__Exercise aim__: Gather up every line from the entries below that uses the word "Average".

__Source material__:
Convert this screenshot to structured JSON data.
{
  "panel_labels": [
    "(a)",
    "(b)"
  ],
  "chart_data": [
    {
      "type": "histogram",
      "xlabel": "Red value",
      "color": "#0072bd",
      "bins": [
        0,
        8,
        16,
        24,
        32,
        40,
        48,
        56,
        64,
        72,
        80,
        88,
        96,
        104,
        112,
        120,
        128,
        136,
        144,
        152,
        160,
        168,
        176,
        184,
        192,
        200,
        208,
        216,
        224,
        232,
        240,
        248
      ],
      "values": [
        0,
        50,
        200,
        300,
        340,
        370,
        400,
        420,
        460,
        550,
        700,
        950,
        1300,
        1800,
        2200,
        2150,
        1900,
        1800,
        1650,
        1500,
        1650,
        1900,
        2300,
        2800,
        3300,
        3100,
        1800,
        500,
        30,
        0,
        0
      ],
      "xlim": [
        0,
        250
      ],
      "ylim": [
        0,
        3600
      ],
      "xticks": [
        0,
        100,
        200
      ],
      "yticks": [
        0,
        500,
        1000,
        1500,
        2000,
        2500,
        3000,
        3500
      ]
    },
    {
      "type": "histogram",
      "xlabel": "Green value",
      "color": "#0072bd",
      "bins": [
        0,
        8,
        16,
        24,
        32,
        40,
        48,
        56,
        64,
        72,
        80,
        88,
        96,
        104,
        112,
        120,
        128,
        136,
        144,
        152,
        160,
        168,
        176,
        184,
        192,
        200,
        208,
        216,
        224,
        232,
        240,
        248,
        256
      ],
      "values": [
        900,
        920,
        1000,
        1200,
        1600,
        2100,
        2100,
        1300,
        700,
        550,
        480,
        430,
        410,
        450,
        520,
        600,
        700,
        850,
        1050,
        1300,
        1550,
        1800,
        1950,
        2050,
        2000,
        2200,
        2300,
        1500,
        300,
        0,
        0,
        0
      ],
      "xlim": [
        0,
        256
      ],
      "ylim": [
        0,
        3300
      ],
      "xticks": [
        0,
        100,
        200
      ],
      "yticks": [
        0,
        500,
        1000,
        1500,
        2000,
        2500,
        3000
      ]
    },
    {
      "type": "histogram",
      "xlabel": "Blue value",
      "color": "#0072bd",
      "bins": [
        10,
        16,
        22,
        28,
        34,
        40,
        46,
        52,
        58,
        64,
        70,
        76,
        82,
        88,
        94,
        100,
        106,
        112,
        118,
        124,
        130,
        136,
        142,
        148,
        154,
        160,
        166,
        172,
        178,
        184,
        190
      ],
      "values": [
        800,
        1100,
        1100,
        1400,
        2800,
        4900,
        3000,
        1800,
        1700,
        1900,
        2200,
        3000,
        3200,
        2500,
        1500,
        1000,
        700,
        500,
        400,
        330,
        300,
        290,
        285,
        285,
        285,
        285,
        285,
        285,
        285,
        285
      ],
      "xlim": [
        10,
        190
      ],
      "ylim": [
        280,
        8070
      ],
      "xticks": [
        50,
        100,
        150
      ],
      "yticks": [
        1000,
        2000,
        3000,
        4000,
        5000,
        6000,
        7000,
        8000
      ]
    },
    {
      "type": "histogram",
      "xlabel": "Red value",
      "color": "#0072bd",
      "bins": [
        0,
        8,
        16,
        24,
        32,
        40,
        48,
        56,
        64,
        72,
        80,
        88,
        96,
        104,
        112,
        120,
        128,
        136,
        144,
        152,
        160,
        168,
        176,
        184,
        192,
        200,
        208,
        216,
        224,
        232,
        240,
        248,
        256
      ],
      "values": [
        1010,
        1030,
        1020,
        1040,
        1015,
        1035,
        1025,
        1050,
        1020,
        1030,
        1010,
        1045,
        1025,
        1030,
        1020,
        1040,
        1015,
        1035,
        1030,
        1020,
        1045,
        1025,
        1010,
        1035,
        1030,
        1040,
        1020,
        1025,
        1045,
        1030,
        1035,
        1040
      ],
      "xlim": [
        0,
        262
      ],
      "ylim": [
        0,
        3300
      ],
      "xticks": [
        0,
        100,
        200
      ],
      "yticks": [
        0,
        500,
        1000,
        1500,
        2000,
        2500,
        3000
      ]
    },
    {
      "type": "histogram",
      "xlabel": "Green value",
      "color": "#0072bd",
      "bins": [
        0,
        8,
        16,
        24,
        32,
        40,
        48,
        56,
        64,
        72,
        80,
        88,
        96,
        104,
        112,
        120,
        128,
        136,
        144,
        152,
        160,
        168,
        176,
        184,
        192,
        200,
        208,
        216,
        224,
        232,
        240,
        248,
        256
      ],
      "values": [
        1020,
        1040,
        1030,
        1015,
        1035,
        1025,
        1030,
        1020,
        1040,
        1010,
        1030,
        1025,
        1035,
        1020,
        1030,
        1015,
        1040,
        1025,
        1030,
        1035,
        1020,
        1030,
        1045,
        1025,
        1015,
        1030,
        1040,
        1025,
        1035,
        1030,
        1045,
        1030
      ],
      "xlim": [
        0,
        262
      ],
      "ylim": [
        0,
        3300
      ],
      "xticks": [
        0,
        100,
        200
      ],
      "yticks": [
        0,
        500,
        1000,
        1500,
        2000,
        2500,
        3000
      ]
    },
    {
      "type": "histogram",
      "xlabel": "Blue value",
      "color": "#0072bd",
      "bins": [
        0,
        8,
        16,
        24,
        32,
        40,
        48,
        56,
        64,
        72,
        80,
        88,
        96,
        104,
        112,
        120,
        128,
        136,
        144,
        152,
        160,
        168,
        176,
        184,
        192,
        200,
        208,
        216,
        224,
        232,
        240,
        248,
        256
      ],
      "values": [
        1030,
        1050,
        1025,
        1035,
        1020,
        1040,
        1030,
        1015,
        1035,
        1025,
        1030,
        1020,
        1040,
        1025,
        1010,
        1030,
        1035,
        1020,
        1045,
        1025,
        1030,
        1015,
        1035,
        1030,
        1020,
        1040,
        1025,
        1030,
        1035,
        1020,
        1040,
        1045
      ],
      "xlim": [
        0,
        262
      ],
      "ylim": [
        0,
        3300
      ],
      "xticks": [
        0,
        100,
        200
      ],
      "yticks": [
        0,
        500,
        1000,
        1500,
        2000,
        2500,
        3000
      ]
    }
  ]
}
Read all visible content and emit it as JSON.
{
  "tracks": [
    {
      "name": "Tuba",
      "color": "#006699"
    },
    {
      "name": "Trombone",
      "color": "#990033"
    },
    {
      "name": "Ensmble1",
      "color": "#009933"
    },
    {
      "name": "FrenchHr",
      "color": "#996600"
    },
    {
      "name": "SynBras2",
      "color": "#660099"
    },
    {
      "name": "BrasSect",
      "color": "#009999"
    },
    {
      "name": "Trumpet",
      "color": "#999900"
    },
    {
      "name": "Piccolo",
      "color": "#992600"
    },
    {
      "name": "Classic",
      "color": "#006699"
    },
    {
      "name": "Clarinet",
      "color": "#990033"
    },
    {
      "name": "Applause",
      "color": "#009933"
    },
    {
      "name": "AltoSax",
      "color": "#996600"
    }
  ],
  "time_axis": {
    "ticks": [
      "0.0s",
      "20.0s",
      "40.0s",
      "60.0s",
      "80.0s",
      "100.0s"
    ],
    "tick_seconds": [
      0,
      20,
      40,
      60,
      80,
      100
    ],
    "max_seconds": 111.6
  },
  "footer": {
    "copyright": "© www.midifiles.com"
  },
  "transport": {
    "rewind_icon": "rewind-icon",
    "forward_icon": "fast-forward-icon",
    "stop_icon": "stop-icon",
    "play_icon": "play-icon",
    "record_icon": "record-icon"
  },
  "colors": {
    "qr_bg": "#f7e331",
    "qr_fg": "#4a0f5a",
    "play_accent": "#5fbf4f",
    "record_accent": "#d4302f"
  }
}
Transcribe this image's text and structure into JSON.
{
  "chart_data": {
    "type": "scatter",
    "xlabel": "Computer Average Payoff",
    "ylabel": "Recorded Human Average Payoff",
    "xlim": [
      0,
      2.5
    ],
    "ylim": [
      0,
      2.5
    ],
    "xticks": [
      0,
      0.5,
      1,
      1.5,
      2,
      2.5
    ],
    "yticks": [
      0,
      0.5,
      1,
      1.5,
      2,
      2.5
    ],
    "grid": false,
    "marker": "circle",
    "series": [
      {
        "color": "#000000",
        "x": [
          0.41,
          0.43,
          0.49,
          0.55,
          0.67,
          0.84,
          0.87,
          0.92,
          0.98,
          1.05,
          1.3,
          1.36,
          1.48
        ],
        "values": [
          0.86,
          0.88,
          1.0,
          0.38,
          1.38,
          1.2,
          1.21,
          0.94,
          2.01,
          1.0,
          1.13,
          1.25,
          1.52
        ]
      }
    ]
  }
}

__Task response__:
    "xlabel": "Computer Average Payoff",
    "ylabel": "Recorded Human Average Payoff",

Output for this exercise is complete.